*AIM*. Without including any pictures, copy each entry below exactly.

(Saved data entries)
════════════════

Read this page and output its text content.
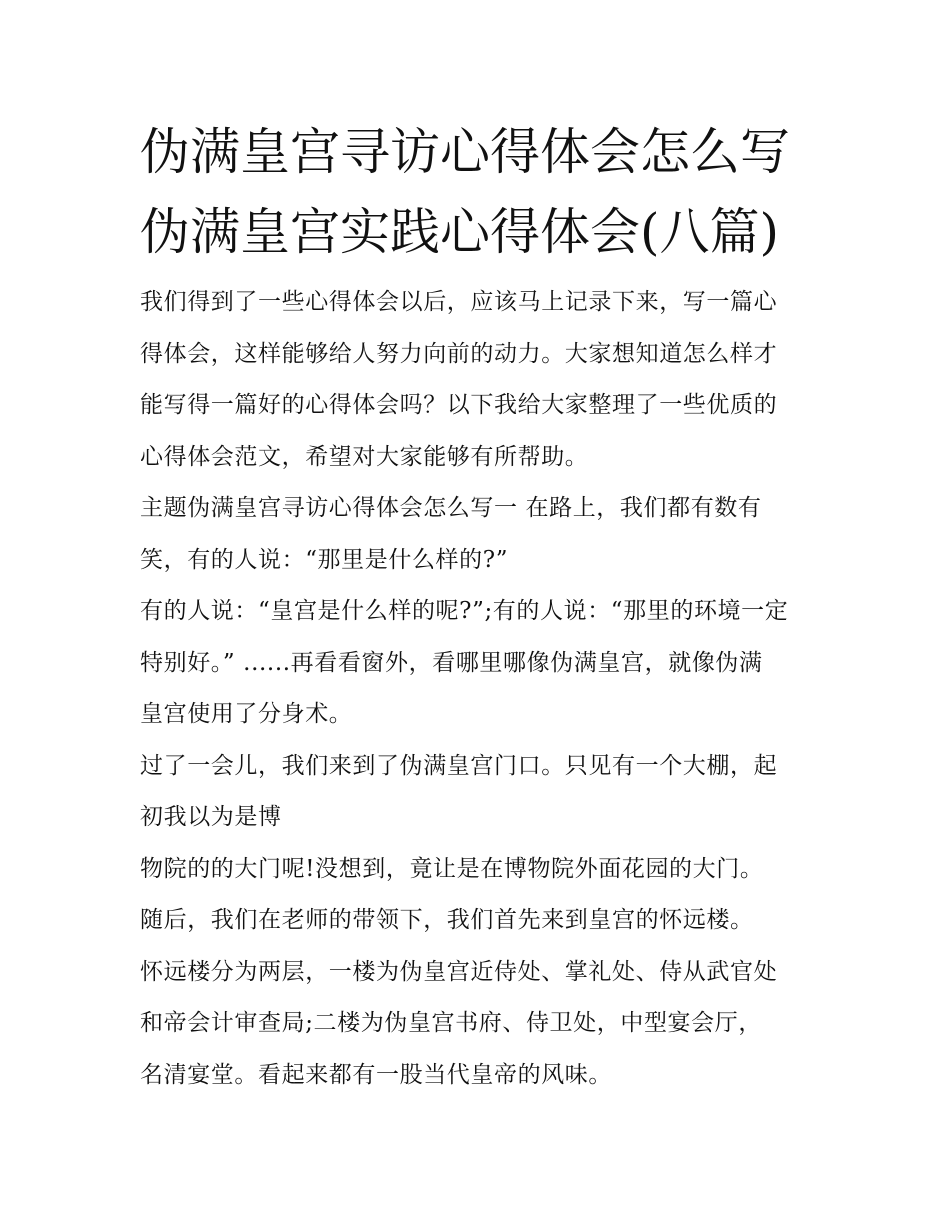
伪满皇宫寻访心得体会怎么写
伪满皇宫实践心得体会(八篇)
我们得到了一些心得体会以后，应该马上记录下来，写一篇心
得体会，这样能够给人努力向前的动力。大家想知道怎么样才
能写得一篇好的心得体会吗？以下我给大家整理了一些优质的
心得体会范文，希望对大家能够有所帮助。
主题伪满皇宫寻访心得体会怎么写一 在路上，我们都有数有
笑，有的人说：“那里是什么样的?”
有的人说：“皇宫是什么样的呢?”;有的人说：“那里的环境一定
特别好。” ......再看看窗外，看哪里哪像伪满皇宫，就像伪满
皇宫使用了分身术。
过了一会儿，我们来到了伪满皇宫门口。只见有一个大棚，起
初我以为是博
物院的的大门呢!没想到，竟让是在博物院外面花园的大门。
随后，我们在老师的带领下，我们首先来到皇宫的怀远楼。
怀远楼分为两层，一楼为伪皇宫近侍处、掌礼处、侍从武官处
和帝会计审查局;二楼为伪皇宫书府、侍卫处，中型宴会厅，
名清宴堂。看起来都有一股当代皇帝的风味。
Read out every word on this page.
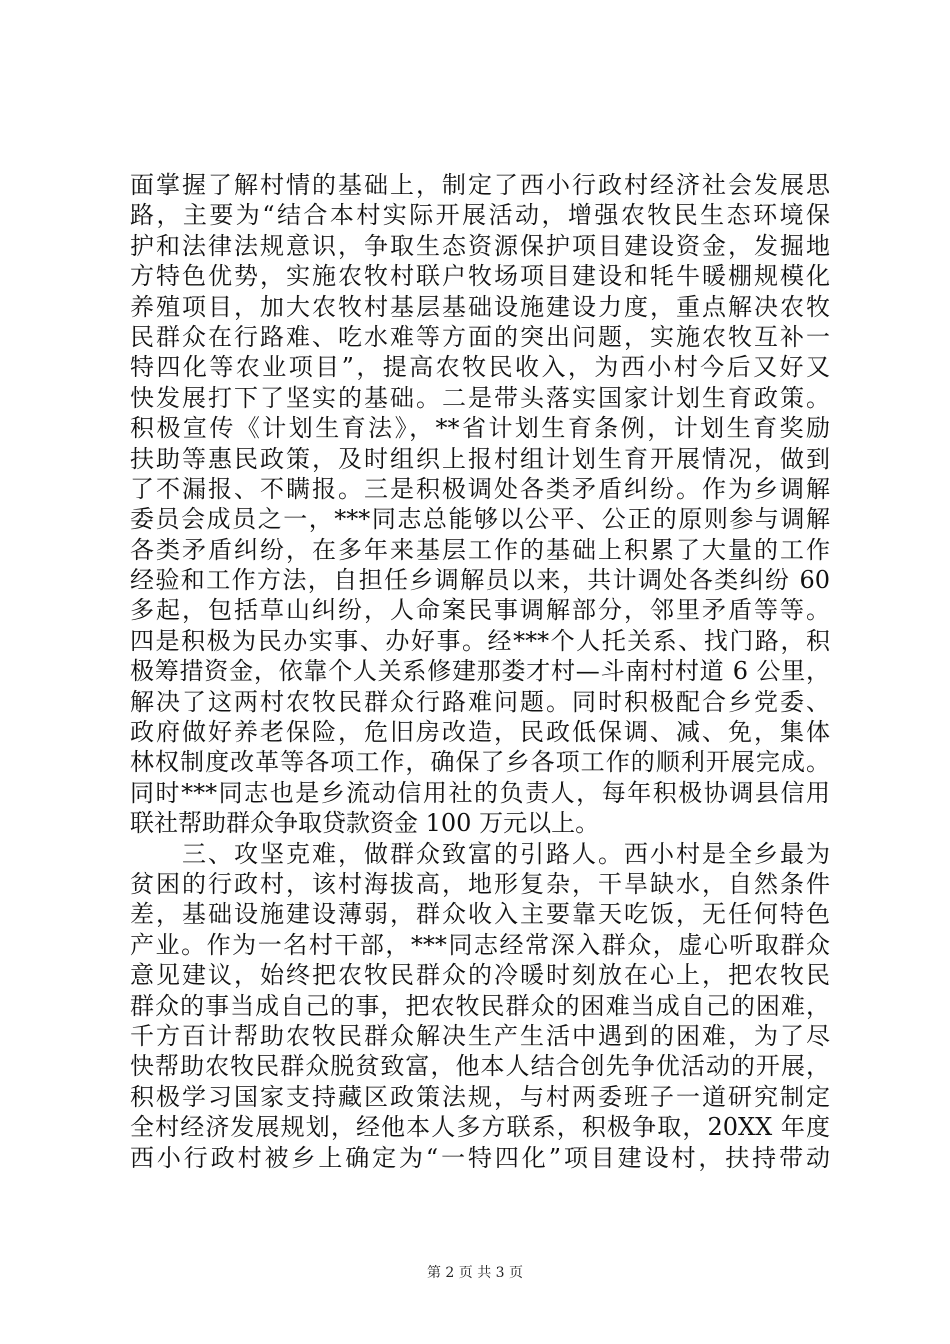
面掌握了解村情的基础上，制定了西小行政村经济社会发展思
路，主要为“结合本村实际开展活动，增强农牧民生态环境保
护和法律法规意识，争取生态资源保护项目建设资金，发掘地
方特色优势，实施农牧村联户牧场项目建设和牦牛暖棚规模化
养殖项目，加大农牧村基层基础设施建设力度，重点解决农牧
民群众在行路难、吃水难等方面的突出问题，实施农牧互补一
特四化等农业项目”，提高农牧民收入，为西小村今后又好又
快发展打下了坚实的基础。二是带头落实国家计划生育政策。
积极宣传《计划生育法》，**省计划生育条例，计划生育奖励
扶助等惠民政策，及时组织上报村组计划生育开展情况，做到
了不漏报、不瞒报。三是积极调处各类矛盾纠纷。作为乡调解
委员会成员之一，***同志总能够以公平、公正的原则参与调解
各类矛盾纠纷，在多年来基层工作的基础上积累了大量的工作
经验和工作方法，自担任乡调解员以来，共计调处各类纠纷 60
多起，包括草山纠纷，人命案民事调解部分，邻里矛盾等等。
四是积极为民办实事、办好事。经***个人托关系、找门路，积
极筹措资金，依靠个人关系修建那娄才村—斗南村村道 6 公里，
解决了这两村农牧民群众行路难问题。同时积极配合乡党委、
政府做好养老保险，危旧房改造，民政低保调、减、免，集体
林权制度改革等各项工作，确保了乡各项工作的顺利开展完成。
同时***同志也是乡流动信用社的负责人，每年积极协调县信用
联社帮助群众争取贷款资金 100 万元以上。
三、攻坚克难，做群众致富的引路人。西小村是全乡最为
贫困的行政村，该村海拔高，地形复杂，干旱缺水，自然条件
差，基础设施建设薄弱，群众收入主要靠天吃饭，无任何特色
产业。作为一名村干部，***同志经常深入群众，虚心听取群众
意见建议，始终把农牧民群众的冷暖时刻放在心上，把农牧民
群众的事当成自己的事，把农牧民群众的困难当成自己的困难，
千方百计帮助农牧民群众解决生产生活中遇到的困难，为了尽
快帮助农牧民群众脱贫致富，他本人结合创先争优活动的开展，
积极学习国家支持藏区政策法规，与村两委班子一道研究制定
全村经济发展规划，经他本人多方联系，积极争取，20XX 年度
西小行政村被乡上确定为“一特四化”项目建设村，扶持带动
第 2 页 共 3 页
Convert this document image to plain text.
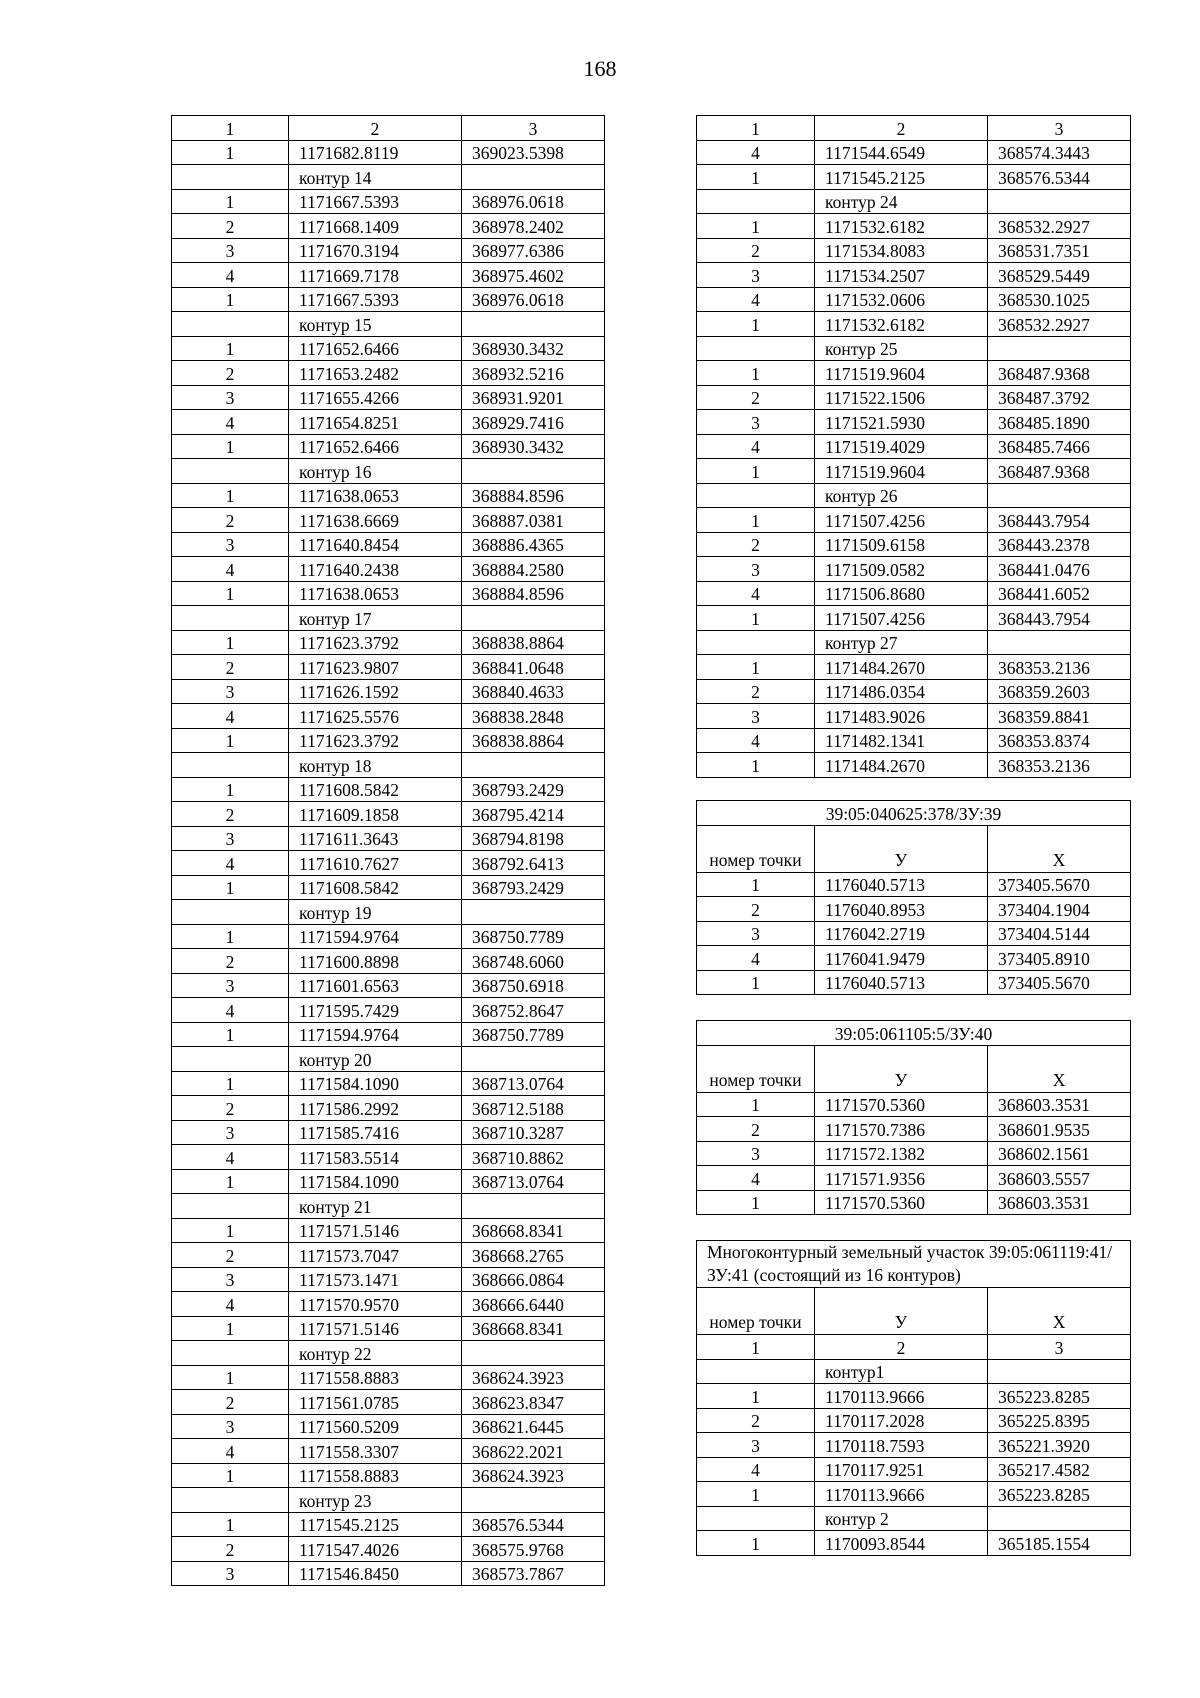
168
1	2	3
1	1171682.8119	369023.5398
	контур 14	
1	1171667.5393	368976.0618
2	1171668.1409	368978.2402
3	1171670.3194	368977.6386
4	1171669.7178	368975.4602
1	1171667.5393	368976.0618
	контур 15	
1	1171652.6466	368930.3432
2	1171653.2482	368932.5216
3	1171655.4266	368931.9201
4	1171654.8251	368929.7416
1	1171652.6466	368930.3432
	контур 16	
1	1171638.0653	368884.8596
2	1171638.6669	368887.0381
3	1171640.8454	368886.4365
4	1171640.2438	368884.2580
1	1171638.0653	368884.8596
	контур 17	
1	1171623.3792	368838.8864
2	1171623.9807	368841.0648
3	1171626.1592	368840.4633
4	1171625.5576	368838.2848
1	1171623.3792	368838.8864
	контур 18	
1	1171608.5842	368793.2429
2	1171609.1858	368795.4214
3	1171611.3643	368794.8198
4	1171610.7627	368792.6413
1	1171608.5842	368793.2429
	контур 19	
1	1171594.9764	368750.7789
2	1171600.8898	368748.6060
3	1171601.6563	368750.6918
4	1171595.7429	368752.8647
1	1171594.9764	368750.7789
	контур 20	
1	1171584.1090	368713.0764
2	1171586.2992	368712.5188
3	1171585.7416	368710.3287
4	1171583.5514	368710.8862
1	1171584.1090	368713.0764
	контур 21	
1	1171571.5146	368668.8341
2	1171573.7047	368668.2765
3	1171573.1471	368666.0864
4	1171570.9570	368666.6440
1	1171571.5146	368668.8341
	контур 22	
1	1171558.8883	368624.3923
2	1171561.0785	368623.8347
3	1171560.5209	368621.6445
4	1171558.3307	368622.2021
1	1171558.8883	368624.3923
	контур 23	
1	1171545.2125	368576.5344
2	1171547.4026	368575.9768
3	1171546.8450	368573.7867
1	2	3
4	1171544.6549	368574.3443
1	1171545.2125	368576.5344
	контур 24	
1	1171532.6182	368532.2927
2	1171534.8083	368531.7351
3	1171534.2507	368529.5449
4	1171532.0606	368530.1025
1	1171532.6182	368532.2927
	контур 25	
1	1171519.9604	368487.9368
2	1171522.1506	368487.3792
3	1171521.5930	368485.1890
4	1171519.4029	368485.7466
1	1171519.9604	368487.9368
	контур 26	
1	1171507.4256	368443.7954
2	1171509.6158	368443.2378
3	1171509.0582	368441.0476
4	1171506.8680	368441.6052
1	1171507.4256	368443.7954
	контур 27	
1	1171484.2670	368353.2136
2	1171486.0354	368359.2603
3	1171483.9026	368359.8841
4	1171482.1341	368353.8374
1	1171484.2670	368353.2136
39:05:040625:378/ЗУ:39		
номер точки	У	Х
1	1176040.5713	373405.5670
2	1176040.8953	373404.1904
3	1176042.2719	373404.5144
4	1176041.9479	373405.8910
1	1176040.5713	373405.5670
39:05:061105:5/ЗУ:40		
номер точки	У	Х
1	1171570.5360	368603.3531
2	1171570.7386	368601.9535
3	1171572.1382	368602.1561
4	1171571.9356	368603.5557
1	1171570.5360	368603.3531
Многоконтурный земельный участок 39:05:061119:41/ЗУ:41 (состоящий из 16 контуров)		
номер точки	У	Х
1	2	3
	контур1	
1	1170113.9666	365223.8285
2	1170117.2028	365225.8395
3	1170118.7593	365221.3920
4	1170117.9251	365217.4582
1	1170113.9666	365223.8285
	контур 2	
1	1170093.8544	365185.1554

════════════════

*SOLUTION TO THIS TASK*.
Read this page and output its text content.
伪满皇宫寻访心得体会怎么写
伪满皇宫实践心得体会(八篇)
我们得到了一些心得体会以后，应该马上记录下来，写一篇心
得体会，这样能够给人努力向前的动力。大家想知道怎么样才
能写得一篇好的心得体会吗？以下我给大家整理了一些优质的
心得体会范文，希望对大家能够有所帮助。
主题伪满皇宫寻访心得体会怎么写一 在路上，我们都有数有
笑，有的人说：“那里是什么样的?”
有的人说：“皇宫是什么样的呢?”;有的人说：“那里的环境一定
特别好。” ......再看看窗外，看哪里哪像伪满皇宫，就像伪满
皇宫使用了分身术。
过了一会儿，我们来到了伪满皇宫门口。只见有一个大棚，起
初我以为是博
物院的的大门呢!没想到，竟让是在博物院外面花园的大门。
随后，我们在老师的带领下，我们首先来到皇宫的怀远楼。
怀远楼分为两层，一楼为伪皇宫近侍处、掌礼处、侍从武官处
和帝会计审查局;二楼为伪皇宫书府、侍卫处，中型宴会厅，
名清宴堂。看起来都有一股当代皇帝的风味。
Read out every word on this page.
面掌握了解村情的基础上，制定了西小行政村经济社会发展思
路，主要为“结合本村实际开展活动，增强农牧民生态环境保
护和法律法规意识，争取生态资源保护项目建设资金，发掘地
方特色优势，实施农牧村联户牧场项目建设和牦牛暖棚规模化
养殖项目，加大农牧村基层基础设施建设力度，重点解决农牧
民群众在行路难、吃水难等方面的突出问题，实施农牧互补一
特四化等农业项目”，提高农牧民收入，为西小村今后又好又
快发展打下了坚实的基础。二是带头落实国家计划生育政策。
积极宣传《计划生育法》，**省计划生育条例，计划生育奖励
扶助等惠民政策，及时组织上报村组计划生育开展情况，做到
了不漏报、不瞒报。三是积极调处各类矛盾纠纷。作为乡调解
委员会成员之一，***同志总能够以公平、公正的原则参与调解
各类矛盾纠纷，在多年来基层工作的基础上积累了大量的工作
经验和工作方法，自担任乡调解员以来，共计调处各类纠纷 60
多起，包括草山纠纷，人命案民事调解部分，邻里矛盾等等。
四是积极为民办实事、办好事。经***个人托关系、找门路，积
极筹措资金，依靠个人关系修建那娄才村—斗南村村道 6 公里，
解决了这两村农牧民群众行路难问题。同时积极配合乡党委、
政府做好养老保险，危旧房改造，民政低保调、减、免，集体
林权制度改革等各项工作，确保了乡各项工作的顺利开展完成。
同时***同志也是乡流动信用社的负责人，每年积极协调县信用
联社帮助群众争取贷款资金 100 万元以上。
三、攻坚克难，做群众致富的引路人。西小村是全乡最为
贫困的行政村，该村海拔高，地形复杂，干旱缺水，自然条件
差，基础设施建设薄弱，群众收入主要靠天吃饭，无任何特色
产业。作为一名村干部，***同志经常深入群众，虚心听取群众
意见建议，始终把农牧民群众的冷暖时刻放在心上，把农牧民
群众的事当成自己的事，把农牧民群众的困难当成自己的困难，
千方百计帮助农牧民群众解决生产生活中遇到的困难，为了尽
快帮助农牧民群众脱贫致富，他本人结合创先争优活动的开展，
积极学习国家支持藏区政策法规，与村两委班子一道研究制定
全村经济发展规划，经他本人多方联系，积极争取，20XX 年度
西小行政村被乡上确定为“一特四化”项目建设村，扶持带动
第 2 页 共 3 页
Convert this document image to plain text.
168
1	2	3
1	1171682.8119	369023.5398
	контур 14	
1	1171667.5393	368976.0618
2	1171668.1409	368978.2402
3	1171670.3194	368977.6386
4	1171669.7178	368975.4602
1	1171667.5393	368976.0618
	контур 15	
1	1171652.6466	368930.3432
2	1171653.2482	368932.5216
3	1171655.4266	368931.9201
4	1171654.8251	368929.7416
1	1171652.6466	368930.3432
	контур 16	
1	1171638.0653	368884.8596
2	1171638.6669	368887.0381
3	1171640.8454	368886.4365
4	1171640.2438	368884.2580
1	1171638.0653	368884.8596
	контур 17	
1	1171623.3792	368838.8864
2	1171623.9807	368841.0648
3	1171626.1592	368840.4633
4	1171625.5576	368838.2848
1	1171623.3792	368838.8864
	контур 18	
1	1171608.5842	368793.2429
2	1171609.1858	368795.4214
3	1171611.3643	368794.8198
4	1171610.7627	368792.6413
1	1171608.5842	368793.2429
	контур 19	
1	1171594.9764	368750.7789
2	1171600.8898	368748.6060
3	1171601.6563	368750.6918
4	1171595.7429	368752.8647
1	1171594.9764	368750.7789
	контур 20	
1	1171584.1090	368713.0764
2	1171586.2992	368712.5188
3	1171585.7416	368710.3287
4	1171583.5514	368710.8862
1	1171584.1090	368713.0764
	контур 21	
1	1171571.5146	368668.8341
2	1171573.7047	368668.2765
3	1171573.1471	368666.0864
4	1171570.9570	368666.6440
1	1171571.5146	368668.8341
	контур 22	
1	1171558.8883	368624.3923
2	1171561.0785	368623.8347
3	1171560.5209	368621.6445
4	1171558.3307	368622.2021
1	1171558.8883	368624.3923
	контур 23	
1	1171545.2125	368576.5344
2	1171547.4026	368575.9768
3	1171546.8450	368573.7867
1	2	3
4	1171544.6549	368574.3443
1	1171545.2125	368576.5344
	контур 24	
1	1171532.6182	368532.2927
2	1171534.8083	368531.7351
3	1171534.2507	368529.5449
4	1171532.0606	368530.1025
1	1171532.6182	368532.2927
	контур 25	
1	1171519.9604	368487.9368
2	1171522.1506	368487.3792
3	1171521.5930	368485.1890
4	1171519.4029	368485.7466
1	1171519.9604	368487.9368
	контур 26	
1	1171507.4256	368443.7954
2	1171509.6158	368443.2378
3	1171509.0582	368441.0476
4	1171506.8680	368441.6052
1	1171507.4256	368443.7954
	контур 27	
1	1171484.2670	368353.2136
2	1171486.0354	368359.2603
3	1171483.9026	368359.8841
4	1171482.1341	368353.8374
1	1171484.2670	368353.2136
39:05:040625:378/ЗУ:39		
номер точки	У	Х
1	1176040.5713	373405.5670
2	1176040.8953	373404.1904
3	1176042.2719	373404.5144
4	1176041.9479	373405.8910
1	1176040.5713	373405.5670
39:05:061105:5/ЗУ:40		
номер точки	У	Х
1	1171570.5360	368603.3531
2	1171570.7386	368601.9535
3	1171572.1382	368602.1561
4	1171571.9356	368603.5557
1	1171570.5360	368603.3531
Многоконтурный земельный участок 39:05:061119:41/ЗУ:41 (состоящий из 16 контуров)		
номер точки	У	Х
1	2	3
	контур1	
1	1170113.9666	365223.8285
2	1170117.2028	365225.8395
3	1170118.7593	365221.3920
4	1170117.9251	365217.4582
1	1170113.9666	365223.8285
	контур 2	
1	1170093.8544	365185.1554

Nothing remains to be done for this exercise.